Provided entries:
:::
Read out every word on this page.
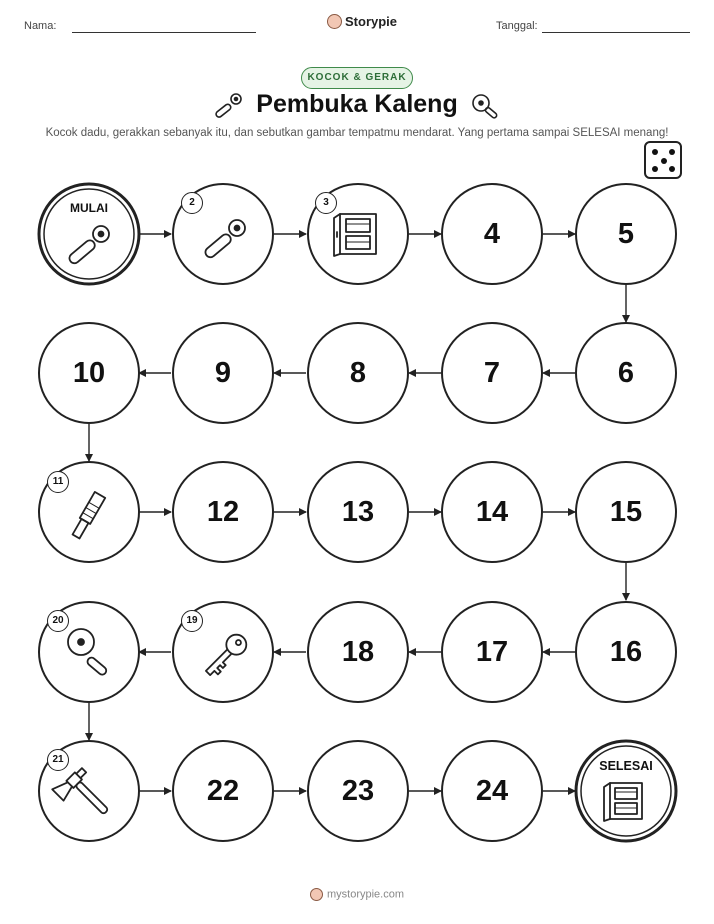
Nama:	Storypie	Tanggal:
KOCOK & GERAK
Pembuka Kaleng
Kocok dadu, gerakkan sebanyak itu, dan sebutkan gambar tempatmu mendarat. Yang pertama sampai SELESAI menang!
MULAI
SELESAI
2	3
11
19
20
21
4	5
6
7
8
9
10
12	13	14	15
16
17
18
22	23	24
mystorypie.com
:::
What is expected:
Output each line exactly; omit every picture.

Expected answer:
Read out every word on this page.
Nama:	Storypie	Tanggal:
KOCOK & GERAK
Pembuka Kaleng
Kocok dadu, gerakkan sebanyak itu, dan sebutkan gambar tempatmu mendarat. Yang pertama sampai SELESAI menang!
MULAI
SELESAI
2	3
11
19
20
21
4	5
6
7
8
9
10
12	13	14	15
16
17
18
22	23	24
mystorypie.com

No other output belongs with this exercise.